What follows is a block of records; reproduce all of it verbatim.

::::::::

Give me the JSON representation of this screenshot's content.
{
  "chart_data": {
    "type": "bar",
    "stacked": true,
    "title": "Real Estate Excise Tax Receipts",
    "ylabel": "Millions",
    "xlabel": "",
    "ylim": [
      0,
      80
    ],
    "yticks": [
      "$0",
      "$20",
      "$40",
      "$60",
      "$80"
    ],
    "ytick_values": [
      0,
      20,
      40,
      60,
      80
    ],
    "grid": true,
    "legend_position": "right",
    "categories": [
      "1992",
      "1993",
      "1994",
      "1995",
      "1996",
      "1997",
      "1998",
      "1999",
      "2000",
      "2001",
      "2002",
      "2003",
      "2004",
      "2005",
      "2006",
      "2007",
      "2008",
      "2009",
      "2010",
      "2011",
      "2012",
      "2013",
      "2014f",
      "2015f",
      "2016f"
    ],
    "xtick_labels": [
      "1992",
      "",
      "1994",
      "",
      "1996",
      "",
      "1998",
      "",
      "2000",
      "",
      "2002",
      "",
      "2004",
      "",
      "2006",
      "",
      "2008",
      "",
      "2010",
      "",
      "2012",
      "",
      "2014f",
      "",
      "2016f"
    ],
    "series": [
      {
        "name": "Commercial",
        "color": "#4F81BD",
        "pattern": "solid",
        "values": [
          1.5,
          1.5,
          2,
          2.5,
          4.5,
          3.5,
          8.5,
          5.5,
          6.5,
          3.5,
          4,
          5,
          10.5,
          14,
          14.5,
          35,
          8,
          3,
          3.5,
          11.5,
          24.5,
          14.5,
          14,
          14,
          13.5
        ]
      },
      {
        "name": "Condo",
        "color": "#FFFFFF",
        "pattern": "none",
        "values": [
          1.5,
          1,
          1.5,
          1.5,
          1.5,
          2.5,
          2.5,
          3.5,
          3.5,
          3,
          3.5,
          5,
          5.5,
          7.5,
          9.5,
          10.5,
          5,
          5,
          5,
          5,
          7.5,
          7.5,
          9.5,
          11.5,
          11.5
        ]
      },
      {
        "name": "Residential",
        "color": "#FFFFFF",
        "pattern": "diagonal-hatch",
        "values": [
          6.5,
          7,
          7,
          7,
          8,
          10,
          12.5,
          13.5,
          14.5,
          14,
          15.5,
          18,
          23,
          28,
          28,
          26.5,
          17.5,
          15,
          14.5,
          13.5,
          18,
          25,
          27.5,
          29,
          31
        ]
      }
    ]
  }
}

::::::::

● Written solution:
Give me the JSON representation of this screenshot's content.
{
  "chart_data": {
    "type": "bar",
    "stacked": true,
    "title": "Real Estate Excise Tax Receipts",
    "ylabel": "Millions",
    "xlabel": "",
    "ylim": [
      0,
      80
    ],
    "yticks": [
      "$0",
      "$20",
      "$40",
      "$60",
      "$80"
    ],
    "ytick_values": [
      0,
      20,
      40,
      60,
      80
    ],
    "grid": true,
    "legend_position": "right",
    "categories": [
      "1992",
      "1993",
      "1994",
      "1995",
      "1996",
      "1997",
      "1998",
      "1999",
      "2000",
      "2001",
      "2002",
      "2003",
      "2004",
      "2005",
      "2006",
      "2007",
      "2008",
      "2009",
      "2010",
      "2011",
      "2012",
      "2013",
      "2014f",
      "2015f",
      "2016f"
    ],
    "xtick_labels": [
      "1992",
      "",
      "1994",
      "",
      "1996",
      "",
      "1998",
      "",
      "2000",
      "",
      "2002",
      "",
      "2004",
      "",
      "2006",
      "",
      "2008",
      "",
      "2010",
      "",
      "2012",
      "",
      "2014f",
      "",
      "2016f"
    ],
    "series": [
      {
        "name": "Commercial",
        "color": "#4F81BD",
        "pattern": "solid",
        "values": [
          1.5,
          1.5,
          2,
          2.5,
          4.5,
          3.5,
          8.5,
          5.5,
          6.5,
          3.5,
          4,
          5,
          10.5,
          14,
          14.5,
          35,
          8,
          3,
          3.5,
          11.5,
          24.5,
          14.5,
          14,
          14,
          13.5
        ]
      },
      {
        "name": "Condo",
        "color": "#FFFFFF",
        "pattern": "none",
        "values": [
          1.5,
          1,
          1.5,
          1.5,
          1.5,
          2.5,
          2.5,
          3.5,
          3.5,
          3,
          3.5,
          5,
          5.5,
          7.5,
          9.5,
          10.5,
          5,
          5,
          5,
          5,
          7.5,
          7.5,
          9.5,
          11.5,
          11.5
        ]
      },
      {
        "name": "Residential",
        "color": "#FFFFFF",
        "pattern": "diagonal-hatch",
        "values": [
          6.5,
          7,
          7,
          7,
          8,
          10,
          12.5,
          13.5,
          14.5,
          14,
          15.5,
          18,
          23,
          28,
          28,
          26.5,
          17.5,
          15,
          14.5,
          13.5,
          18,
          25,
          27.5,
          29,
          31
        ]
      }
    ]
  }
}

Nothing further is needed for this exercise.